╭──

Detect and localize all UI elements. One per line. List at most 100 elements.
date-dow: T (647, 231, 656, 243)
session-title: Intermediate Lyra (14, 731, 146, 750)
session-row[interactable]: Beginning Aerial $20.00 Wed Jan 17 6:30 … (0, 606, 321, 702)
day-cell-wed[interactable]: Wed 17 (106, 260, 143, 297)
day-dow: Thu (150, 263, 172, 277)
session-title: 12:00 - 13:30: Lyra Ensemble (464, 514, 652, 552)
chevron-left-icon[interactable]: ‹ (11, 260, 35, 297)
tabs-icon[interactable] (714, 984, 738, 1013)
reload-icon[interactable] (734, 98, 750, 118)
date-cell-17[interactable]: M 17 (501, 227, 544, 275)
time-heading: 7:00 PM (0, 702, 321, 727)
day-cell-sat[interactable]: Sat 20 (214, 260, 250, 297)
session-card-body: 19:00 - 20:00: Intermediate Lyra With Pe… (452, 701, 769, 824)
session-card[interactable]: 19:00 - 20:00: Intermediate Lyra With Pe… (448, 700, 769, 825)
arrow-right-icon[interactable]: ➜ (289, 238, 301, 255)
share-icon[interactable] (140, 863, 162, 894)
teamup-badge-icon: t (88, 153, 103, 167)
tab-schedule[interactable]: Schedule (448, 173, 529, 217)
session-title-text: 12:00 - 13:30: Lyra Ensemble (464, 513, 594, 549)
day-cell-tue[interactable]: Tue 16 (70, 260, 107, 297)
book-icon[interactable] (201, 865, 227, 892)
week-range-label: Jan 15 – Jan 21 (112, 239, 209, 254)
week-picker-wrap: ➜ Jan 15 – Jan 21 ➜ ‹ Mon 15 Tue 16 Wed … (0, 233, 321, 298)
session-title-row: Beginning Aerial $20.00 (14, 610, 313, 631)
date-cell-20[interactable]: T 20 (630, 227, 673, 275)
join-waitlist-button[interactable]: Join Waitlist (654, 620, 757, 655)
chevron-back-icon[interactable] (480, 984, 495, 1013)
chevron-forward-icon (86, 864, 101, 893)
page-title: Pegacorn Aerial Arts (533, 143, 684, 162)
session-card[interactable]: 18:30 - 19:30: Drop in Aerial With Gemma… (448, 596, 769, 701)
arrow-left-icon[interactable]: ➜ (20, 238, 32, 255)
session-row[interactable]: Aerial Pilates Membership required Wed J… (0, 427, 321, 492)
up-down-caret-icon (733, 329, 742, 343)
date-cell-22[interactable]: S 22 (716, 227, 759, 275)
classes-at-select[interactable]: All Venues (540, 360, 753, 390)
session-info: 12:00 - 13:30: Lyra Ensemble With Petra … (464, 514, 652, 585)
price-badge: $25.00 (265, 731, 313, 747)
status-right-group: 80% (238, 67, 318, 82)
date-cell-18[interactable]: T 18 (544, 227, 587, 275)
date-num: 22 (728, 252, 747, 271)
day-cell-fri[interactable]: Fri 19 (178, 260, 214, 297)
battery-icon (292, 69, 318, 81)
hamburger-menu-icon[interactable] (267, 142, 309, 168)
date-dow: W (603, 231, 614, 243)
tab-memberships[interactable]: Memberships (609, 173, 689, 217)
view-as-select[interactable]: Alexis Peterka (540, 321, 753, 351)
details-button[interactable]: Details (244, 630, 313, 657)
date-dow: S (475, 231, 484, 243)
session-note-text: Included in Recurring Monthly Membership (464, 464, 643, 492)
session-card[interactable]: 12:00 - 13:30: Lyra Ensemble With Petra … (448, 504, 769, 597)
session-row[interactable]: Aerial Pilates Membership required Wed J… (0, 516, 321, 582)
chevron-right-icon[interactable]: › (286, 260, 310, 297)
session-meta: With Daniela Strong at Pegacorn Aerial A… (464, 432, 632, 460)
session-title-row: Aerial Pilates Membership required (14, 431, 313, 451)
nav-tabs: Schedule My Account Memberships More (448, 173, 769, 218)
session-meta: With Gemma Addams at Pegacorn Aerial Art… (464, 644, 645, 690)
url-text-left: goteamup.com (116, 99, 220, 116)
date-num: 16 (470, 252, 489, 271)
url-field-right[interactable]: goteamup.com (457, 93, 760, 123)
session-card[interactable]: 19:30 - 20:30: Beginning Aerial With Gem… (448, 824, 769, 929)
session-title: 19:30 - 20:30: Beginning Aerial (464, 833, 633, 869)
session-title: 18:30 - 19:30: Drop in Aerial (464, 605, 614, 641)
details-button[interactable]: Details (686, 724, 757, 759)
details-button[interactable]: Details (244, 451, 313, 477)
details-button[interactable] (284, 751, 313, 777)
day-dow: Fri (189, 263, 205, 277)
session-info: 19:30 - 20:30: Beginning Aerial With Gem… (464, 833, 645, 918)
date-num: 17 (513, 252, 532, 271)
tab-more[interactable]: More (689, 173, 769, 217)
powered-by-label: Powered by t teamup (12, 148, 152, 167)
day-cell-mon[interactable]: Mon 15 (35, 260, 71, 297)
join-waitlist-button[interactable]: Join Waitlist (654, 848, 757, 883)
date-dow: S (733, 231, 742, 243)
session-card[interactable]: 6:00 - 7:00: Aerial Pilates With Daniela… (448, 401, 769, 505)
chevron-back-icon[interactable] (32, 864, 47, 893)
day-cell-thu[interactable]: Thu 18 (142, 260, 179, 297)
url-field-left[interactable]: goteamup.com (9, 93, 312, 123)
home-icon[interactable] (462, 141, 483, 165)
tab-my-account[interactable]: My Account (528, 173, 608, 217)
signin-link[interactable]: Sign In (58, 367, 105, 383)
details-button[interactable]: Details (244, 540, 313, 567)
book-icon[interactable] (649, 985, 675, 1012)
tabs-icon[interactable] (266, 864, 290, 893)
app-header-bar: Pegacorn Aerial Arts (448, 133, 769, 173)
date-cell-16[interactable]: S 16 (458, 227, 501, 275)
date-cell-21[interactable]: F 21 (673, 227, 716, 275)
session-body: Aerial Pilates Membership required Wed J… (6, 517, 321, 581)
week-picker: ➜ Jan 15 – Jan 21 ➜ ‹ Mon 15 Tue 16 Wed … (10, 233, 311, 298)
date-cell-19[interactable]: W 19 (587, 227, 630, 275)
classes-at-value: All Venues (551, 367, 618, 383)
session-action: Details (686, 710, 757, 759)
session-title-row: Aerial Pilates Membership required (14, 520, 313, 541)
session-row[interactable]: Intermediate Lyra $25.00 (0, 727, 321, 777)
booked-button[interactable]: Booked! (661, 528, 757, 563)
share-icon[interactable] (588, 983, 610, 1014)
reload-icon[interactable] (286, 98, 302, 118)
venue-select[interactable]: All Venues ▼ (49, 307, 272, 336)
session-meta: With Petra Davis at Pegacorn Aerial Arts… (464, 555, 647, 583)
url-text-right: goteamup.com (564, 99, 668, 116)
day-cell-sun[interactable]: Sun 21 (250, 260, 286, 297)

╰──

Retype all of the records above verbatim, keeping every line and character unchanged.

**Response to this task:**
Detect and localize all UI elements. One per line. List at most 100 elements.
date-dow: T (647, 231, 656, 243)
session-title: Intermediate Lyra (14, 731, 146, 750)
session-row[interactable]: Beginning Aerial $20.00 Wed Jan 17 6:30 … (0, 606, 321, 702)
day-cell-wed[interactable]: Wed 17 (106, 260, 143, 297)
day-dow: Thu (150, 263, 172, 277)
session-title: 12:00 - 13:30: Lyra Ensemble (464, 514, 652, 552)
chevron-left-icon[interactable]: ‹ (11, 260, 35, 297)
tabs-icon[interactable] (714, 984, 738, 1013)
reload-icon[interactable] (734, 98, 750, 118)
date-cell-17[interactable]: M 17 (501, 227, 544, 275)
time-heading: 7:00 PM (0, 702, 321, 727)
day-cell-sat[interactable]: Sat 20 (214, 260, 250, 297)
session-card-body: 19:00 - 20:00: Intermediate Lyra With Pe… (452, 701, 769, 824)
session-card[interactable]: 19:00 - 20:00: Intermediate Lyra With Pe… (448, 700, 769, 825)
arrow-right-icon[interactable]: ➜ (289, 238, 301, 255)
share-icon[interactable] (140, 863, 162, 894)
teamup-badge-icon: t (88, 153, 103, 167)
tab-schedule[interactable]: Schedule (448, 173, 529, 217)
session-title-text: 12:00 - 13:30: Lyra Ensemble (464, 513, 594, 549)
day-cell-tue[interactable]: Tue 16 (70, 260, 107, 297)
book-icon[interactable] (201, 865, 227, 892)
week-range-label: Jan 15 – Jan 21 (112, 239, 209, 254)
week-picker-wrap: ➜ Jan 15 – Jan 21 ➜ ‹ Mon 15 Tue 16 Wed … (0, 233, 321, 298)
session-title-row: Beginning Aerial $20.00 (14, 610, 313, 631)
date-cell-20[interactable]: T 20 (630, 227, 673, 275)
join-waitlist-button[interactable]: Join Waitlist (654, 620, 757, 655)
chevron-back-icon[interactable] (480, 984, 495, 1013)
chevron-forward-icon (86, 864, 101, 893)
page-title: Pegacorn Aerial Arts (533, 143, 684, 162)
session-card[interactable]: 18:30 - 19:30: Drop in Aerial With Gemma… (448, 596, 769, 701)
arrow-left-icon[interactable]: ➜ (20, 238, 32, 255)
session-row[interactable]: Aerial Pilates Membership required Wed J… (0, 427, 321, 492)
up-down-caret-icon (733, 329, 742, 343)
date-cell-22[interactable]: S 22 (716, 227, 759, 275)
classes-at-select[interactable]: All Venues (540, 360, 753, 390)
session-info: 12:00 - 13:30: Lyra Ensemble With Petra … (464, 514, 652, 585)
price-badge: $25.00 (265, 731, 313, 747)
status-right-group: 80% (238, 67, 318, 82)
date-cell-18[interactable]: T 18 (544, 227, 587, 275)
date-num: 22 (728, 252, 747, 271)
day-cell-fri[interactable]: Fri 19 (178, 260, 214, 297)
battery-icon (292, 69, 318, 81)
hamburger-menu-icon[interactable] (267, 142, 309, 168)
date-dow: W (603, 231, 614, 243)
tab-memberships[interactable]: Memberships (609, 173, 689, 217)
view-as-select[interactable]: Alexis Peterka (540, 321, 753, 351)
details-button[interactable]: Details (244, 630, 313, 657)
date-dow: S (475, 231, 484, 243)
session-note-text: Included in Recurring Monthly Membership (464, 464, 643, 492)
session-card[interactable]: 12:00 - 13:30: Lyra Ensemble With Petra … (448, 504, 769, 597)
session-row[interactable]: Aerial Pilates Membership required Wed J… (0, 516, 321, 582)
chevron-right-icon[interactable]: › (286, 260, 310, 297)
session-meta: With Daniela Strong at Pegacorn Aerial A… (464, 432, 632, 460)
session-title-row: Aerial Pilates Membership required (14, 431, 313, 451)
nav-tabs: Schedule My Account Memberships More (448, 173, 769, 218)
session-meta: With Gemma Addams at Pegacorn Aerial Art… (464, 644, 645, 690)
url-text-left: goteamup.com (116, 99, 220, 116)
date-num: 16 (470, 252, 489, 271)
url-field-right[interactable]: goteamup.com (457, 93, 760, 123)
session-card[interactable]: 19:30 - 20:30: Beginning Aerial With Gem… (448, 824, 769, 929)
session-title: 19:30 - 20:30: Beginning Aerial (464, 833, 633, 869)
session-title: 18:30 - 19:30: Drop in Aerial (464, 605, 614, 641)
details-button[interactable]: Details (686, 724, 757, 759)
details-button[interactable]: Details (244, 451, 313, 477)
details-button[interactable] (284, 751, 313, 777)
day-dow: Fri (189, 263, 205, 277)
session-info: 19:30 - 20:30: Beginning Aerial With Gem… (464, 833, 645, 918)
date-num: 17 (513, 252, 532, 271)
tab-more[interactable]: More (689, 173, 769, 217)
powered-by-label: Powered by t teamup (12, 148, 152, 167)
day-cell-mon[interactable]: Mon 15 (35, 260, 71, 297)
join-waitlist-button[interactable]: Join Waitlist (654, 848, 757, 883)
date-dow: S (733, 231, 742, 243)
session-card[interactable]: 6:00 - 7:00: Aerial Pilates With Daniela… (448, 401, 769, 505)
chevron-back-icon[interactable] (32, 864, 47, 893)
day-cell-thu[interactable]: Thu 18 (142, 260, 179, 297)
url-field-left[interactable]: goteamup.com (9, 93, 312, 123)
home-icon[interactable] (462, 141, 483, 165)
tab-my-account[interactable]: My Account (528, 173, 608, 217)
signin-link[interactable]: Sign In (58, 367, 105, 383)
details-button[interactable]: Details (244, 540, 313, 567)
book-icon[interactable] (649, 985, 675, 1012)
tabs-icon[interactable] (266, 864, 290, 893)
app-header-bar: Pegacorn Aerial Arts (448, 133, 769, 173)
date-cell-16[interactable]: S 16 (458, 227, 501, 275)
date-cell-21[interactable]: F 21 (673, 227, 716, 275)
session-body: Aerial Pilates Membership required Wed J… (6, 517, 321, 581)
week-picker: ➜ Jan 15 – Jan 21 ➜ ‹ Mon 15 Tue 16 Wed … (10, 233, 311, 298)
date-cell-19[interactable]: W 19 (587, 227, 630, 275)
classes-at-value: All Venues (551, 367, 618, 383)
session-action: Details (686, 710, 757, 759)
session-title-row: Aerial Pilates Membership required (14, 520, 313, 541)
session-row[interactable]: Intermediate Lyra $25.00 (0, 727, 321, 777)
booked-button[interactable]: Booked! (661, 528, 757, 563)
share-icon[interactable] (588, 983, 610, 1014)
reload-icon[interactable] (286, 98, 302, 118)
venue-select[interactable]: All Venues ▼ (49, 307, 272, 336)
session-meta: With Petra Davis at Pegacorn Aerial Arts… (464, 555, 647, 583)
url-text-right: goteamup.com (564, 99, 668, 116)
day-cell-sun[interactable]: Sun 21 (250, 260, 286, 297)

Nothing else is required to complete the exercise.